→ Given request: Reproduce every entry exactly.

--- BEGIN Records supplied ---

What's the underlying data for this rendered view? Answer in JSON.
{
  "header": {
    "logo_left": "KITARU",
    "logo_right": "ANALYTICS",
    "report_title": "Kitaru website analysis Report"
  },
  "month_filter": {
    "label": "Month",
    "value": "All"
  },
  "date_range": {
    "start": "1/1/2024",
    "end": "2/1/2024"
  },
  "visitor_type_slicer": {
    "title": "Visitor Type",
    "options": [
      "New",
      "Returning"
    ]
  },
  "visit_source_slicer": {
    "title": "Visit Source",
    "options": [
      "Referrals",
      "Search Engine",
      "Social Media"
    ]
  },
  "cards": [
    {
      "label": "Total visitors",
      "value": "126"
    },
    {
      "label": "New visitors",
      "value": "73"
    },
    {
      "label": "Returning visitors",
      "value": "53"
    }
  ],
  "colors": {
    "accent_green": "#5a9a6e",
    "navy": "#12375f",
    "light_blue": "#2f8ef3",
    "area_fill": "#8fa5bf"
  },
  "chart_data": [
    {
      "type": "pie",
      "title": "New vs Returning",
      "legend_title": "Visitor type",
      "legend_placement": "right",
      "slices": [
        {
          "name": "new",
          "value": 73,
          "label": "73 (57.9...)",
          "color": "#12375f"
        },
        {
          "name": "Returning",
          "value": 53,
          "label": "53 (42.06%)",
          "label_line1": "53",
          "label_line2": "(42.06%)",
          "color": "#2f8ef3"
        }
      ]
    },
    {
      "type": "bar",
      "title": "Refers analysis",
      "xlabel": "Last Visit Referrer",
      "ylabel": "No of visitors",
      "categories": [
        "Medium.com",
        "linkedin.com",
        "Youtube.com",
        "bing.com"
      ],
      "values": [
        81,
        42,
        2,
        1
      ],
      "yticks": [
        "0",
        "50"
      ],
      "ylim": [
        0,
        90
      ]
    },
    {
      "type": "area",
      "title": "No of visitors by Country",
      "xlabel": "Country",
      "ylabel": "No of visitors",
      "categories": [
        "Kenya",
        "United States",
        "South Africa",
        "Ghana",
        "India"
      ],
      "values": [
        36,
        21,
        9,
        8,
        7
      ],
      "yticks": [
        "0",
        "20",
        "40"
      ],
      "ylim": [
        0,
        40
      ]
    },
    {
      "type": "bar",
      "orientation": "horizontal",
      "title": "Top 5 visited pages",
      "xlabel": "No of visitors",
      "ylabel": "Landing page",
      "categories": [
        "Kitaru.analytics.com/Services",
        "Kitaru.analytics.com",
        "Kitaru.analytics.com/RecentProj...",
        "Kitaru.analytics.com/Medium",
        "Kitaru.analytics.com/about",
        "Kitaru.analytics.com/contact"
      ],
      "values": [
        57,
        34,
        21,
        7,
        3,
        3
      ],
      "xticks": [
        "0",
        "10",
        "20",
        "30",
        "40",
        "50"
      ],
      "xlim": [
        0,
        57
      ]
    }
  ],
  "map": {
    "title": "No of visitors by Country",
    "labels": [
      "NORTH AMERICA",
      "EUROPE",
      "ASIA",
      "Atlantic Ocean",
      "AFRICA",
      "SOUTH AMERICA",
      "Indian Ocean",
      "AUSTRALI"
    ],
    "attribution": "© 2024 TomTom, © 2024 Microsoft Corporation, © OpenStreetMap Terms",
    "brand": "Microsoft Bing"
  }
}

--- END Records supplied ---

→ Worked answer:
What's the underlying data for this rendered view? Answer in JSON.
{
  "header": {
    "logo_left": "KITARU",
    "logo_right": "ANALYTICS",
    "report_title": "Kitaru website analysis Report"
  },
  "month_filter": {
    "label": "Month",
    "value": "All"
  },
  "date_range": {
    "start": "1/1/2024",
    "end": "2/1/2024"
  },
  "visitor_type_slicer": {
    "title": "Visitor Type",
    "options": [
      "New",
      "Returning"
    ]
  },
  "visit_source_slicer": {
    "title": "Visit Source",
    "options": [
      "Referrals",
      "Search Engine",
      "Social Media"
    ]
  },
  "cards": [
    {
      "label": "Total visitors",
      "value": "126"
    },
    {
      "label": "New visitors",
      "value": "73"
    },
    {
      "label": "Returning visitors",
      "value": "53"
    }
  ],
  "colors": {
    "accent_green": "#5a9a6e",
    "navy": "#12375f",
    "light_blue": "#2f8ef3",
    "area_fill": "#8fa5bf"
  },
  "chart_data": [
    {
      "type": "pie",
      "title": "New vs Returning",
      "legend_title": "Visitor type",
      "legend_placement": "right",
      "slices": [
        {
          "name": "new",
          "value": 73,
          "label": "73 (57.9...)",
          "color": "#12375f"
        },
        {
          "name": "Returning",
          "value": 53,
          "label": "53 (42.06%)",
          "label_line1": "53",
          "label_line2": "(42.06%)",
          "color": "#2f8ef3"
        }
      ]
    },
    {
      "type": "bar",
      "title": "Refers analysis",
      "xlabel": "Last Visit Referrer",
      "ylabel": "No of visitors",
      "categories": [
        "Medium.com",
        "linkedin.com",
        "Youtube.com",
        "bing.com"
      ],
      "values": [
        81,
        42,
        2,
        1
      ],
      "yticks": [
        "0",
        "50"
      ],
      "ylim": [
        0,
        90
      ]
    },
    {
      "type": "area",
      "title": "No of visitors by Country",
      "xlabel": "Country",
      "ylabel": "No of visitors",
      "categories": [
        "Kenya",
        "United States",
        "South Africa",
        "Ghana",
        "India"
      ],
      "values": [
        36,
        21,
        9,
        8,
        7
      ],
      "yticks": [
        "0",
        "20",
        "40"
      ],
      "ylim": [
        0,
        40
      ]
    },
    {
      "type": "bar",
      "orientation": "horizontal",
      "title": "Top 5 visited pages",
      "xlabel": "No of visitors",
      "ylabel": "Landing page",
      "categories": [
        "Kitaru.analytics.com/Services",
        "Kitaru.analytics.com",
        "Kitaru.analytics.com/RecentProj...",
        "Kitaru.analytics.com/Medium",
        "Kitaru.analytics.com/about",
        "Kitaru.analytics.com/contact"
      ],
      "values": [
        57,
        34,
        21,
        7,
        3,
        3
      ],
      "xticks": [
        "0",
        "10",
        "20",
        "30",
        "40",
        "50"
      ],
      "xlim": [
        0,
        57
      ]
    }
  ],
  "map": {
    "title": "No of visitors by Country",
    "labels": [
      "NORTH AMERICA",
      "EUROPE",
      "ASIA",
      "Atlantic Ocean",
      "AFRICA",
      "SOUTH AMERICA",
      "Indian Ocean",
      "AUSTRALI"
    ],
    "attribution": "© 2024 TomTom, © 2024 Microsoft Corporation, © OpenStreetMap Terms",
    "brand": "Microsoft Bing"
  }
}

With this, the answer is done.